**TASK REQUIREMENTS:** Extract the data below without changes, beginning at the line that contains "Patent image size: (736, 514)." and stopping after the line that contains "The contact ag is at (641, 256).".

━━━━━ INFORMATION PROVIDED

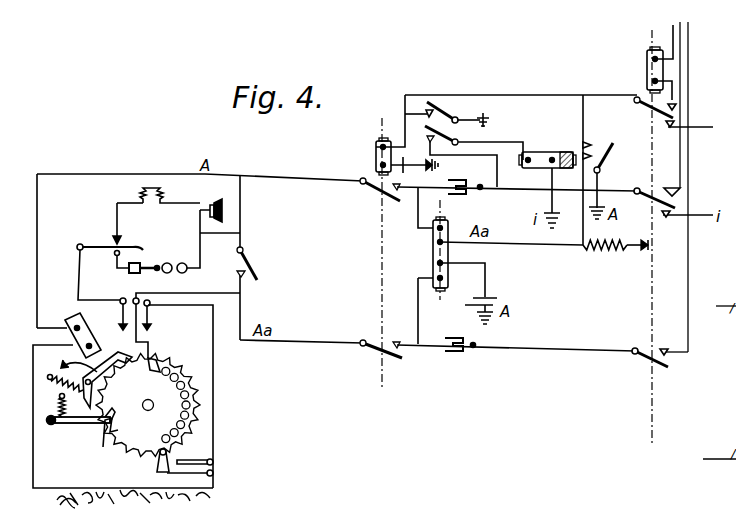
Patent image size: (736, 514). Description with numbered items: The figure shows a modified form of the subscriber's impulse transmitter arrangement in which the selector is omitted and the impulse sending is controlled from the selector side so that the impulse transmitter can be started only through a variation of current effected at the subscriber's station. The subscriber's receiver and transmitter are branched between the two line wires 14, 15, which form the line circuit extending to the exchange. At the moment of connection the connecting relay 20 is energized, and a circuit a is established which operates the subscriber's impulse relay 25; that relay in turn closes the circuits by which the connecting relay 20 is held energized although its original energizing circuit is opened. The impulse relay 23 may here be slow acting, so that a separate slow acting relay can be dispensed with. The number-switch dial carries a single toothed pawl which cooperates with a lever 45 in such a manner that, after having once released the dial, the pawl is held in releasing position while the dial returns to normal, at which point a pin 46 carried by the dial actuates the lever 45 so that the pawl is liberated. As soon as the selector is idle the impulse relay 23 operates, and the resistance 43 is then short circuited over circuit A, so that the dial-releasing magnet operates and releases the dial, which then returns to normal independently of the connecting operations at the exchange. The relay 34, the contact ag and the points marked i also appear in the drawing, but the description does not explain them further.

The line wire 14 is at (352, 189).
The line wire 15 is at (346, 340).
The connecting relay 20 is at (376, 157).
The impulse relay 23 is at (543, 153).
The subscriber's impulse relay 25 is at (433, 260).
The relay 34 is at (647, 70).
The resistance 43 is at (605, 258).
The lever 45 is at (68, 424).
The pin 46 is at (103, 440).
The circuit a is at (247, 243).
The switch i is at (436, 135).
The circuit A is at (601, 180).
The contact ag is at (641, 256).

━━━━━━━━━━
━━━━━ INFORMATION PROVIDED

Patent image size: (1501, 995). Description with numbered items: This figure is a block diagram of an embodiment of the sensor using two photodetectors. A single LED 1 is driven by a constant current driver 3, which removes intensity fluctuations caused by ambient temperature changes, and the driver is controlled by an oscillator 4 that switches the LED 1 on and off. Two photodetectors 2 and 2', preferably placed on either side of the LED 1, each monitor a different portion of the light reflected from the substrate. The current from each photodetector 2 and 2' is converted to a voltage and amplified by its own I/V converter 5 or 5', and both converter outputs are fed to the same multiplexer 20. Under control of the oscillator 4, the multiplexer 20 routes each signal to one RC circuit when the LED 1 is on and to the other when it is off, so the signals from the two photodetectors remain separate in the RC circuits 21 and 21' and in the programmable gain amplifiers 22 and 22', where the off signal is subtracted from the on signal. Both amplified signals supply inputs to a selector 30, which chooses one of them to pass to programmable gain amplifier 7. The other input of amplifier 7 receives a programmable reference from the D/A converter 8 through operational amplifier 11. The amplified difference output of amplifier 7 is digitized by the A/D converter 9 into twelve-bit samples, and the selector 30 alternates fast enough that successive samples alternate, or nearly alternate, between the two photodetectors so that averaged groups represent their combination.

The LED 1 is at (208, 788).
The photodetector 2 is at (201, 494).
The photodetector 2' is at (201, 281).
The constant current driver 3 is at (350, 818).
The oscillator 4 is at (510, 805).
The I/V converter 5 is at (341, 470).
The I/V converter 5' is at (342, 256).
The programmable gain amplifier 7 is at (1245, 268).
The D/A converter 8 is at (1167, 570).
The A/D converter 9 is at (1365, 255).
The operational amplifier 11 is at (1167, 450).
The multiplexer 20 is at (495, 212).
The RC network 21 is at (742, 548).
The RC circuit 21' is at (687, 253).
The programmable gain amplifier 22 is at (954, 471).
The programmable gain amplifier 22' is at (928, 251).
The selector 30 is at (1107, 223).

━━━━━━━━━━

**FULL RESPONSE:**
Patent image size: (736, 514). Description with numbered items: The figure shows a modified form of the subscriber's impulse transmitter arrangement in which the selector is omitted and the impulse sending is controlled from the selector side so that the impulse transmitter can be started only through a variation of current effected at the subscriber's station. The subscriber's receiver and transmitter are branched between the two line wires 14, 15, which form the line circuit extending to the exchange. At the moment of connection the connecting relay 20 is energized, and a circuit a is established which operates the subscriber's impulse relay 25; that relay in turn closes the circuits by which the connecting relay 20 is held energized although its original energizing circuit is opened. The impulse relay 23 may here be slow acting, so that a separate slow acting relay can be dispensed with. The number-switch dial carries a single toothed pawl which cooperates with a lever 45 in such a manner that, after having once released the dial, the pawl is held in releasing position while the dial returns to normal, at which point a pin 46 carried by the dial actuates the lever 45 so that the pawl is liberated. As soon as the selector is idle the impulse relay 23 operates, and the resistance 43 is then short circuited over circuit A, so that the dial-releasing magnet operates and releases the dial, which then returns to normal independently of the connecting operations at the exchange. The relay 34, the contact ag and the points marked i also appear in the drawing, but the description does not explain them further.

The line wire 14 is at (352, 189).
The line wire 15 is at (346, 340).
The connecting relay 20 is at (376, 157).
The impulse relay 23 is at (543, 153).
The subscriber's impulse relay 25 is at (433, 260).
The relay 34 is at (647, 70).
The resistance 43 is at (605, 258).
The lever 45 is at (68, 424).
The pin 46 is at (103, 440).
The circuit a is at (247, 243).
The switch i is at (436, 135).
The circuit A is at (601, 180).
The contact ag is at (641, 256).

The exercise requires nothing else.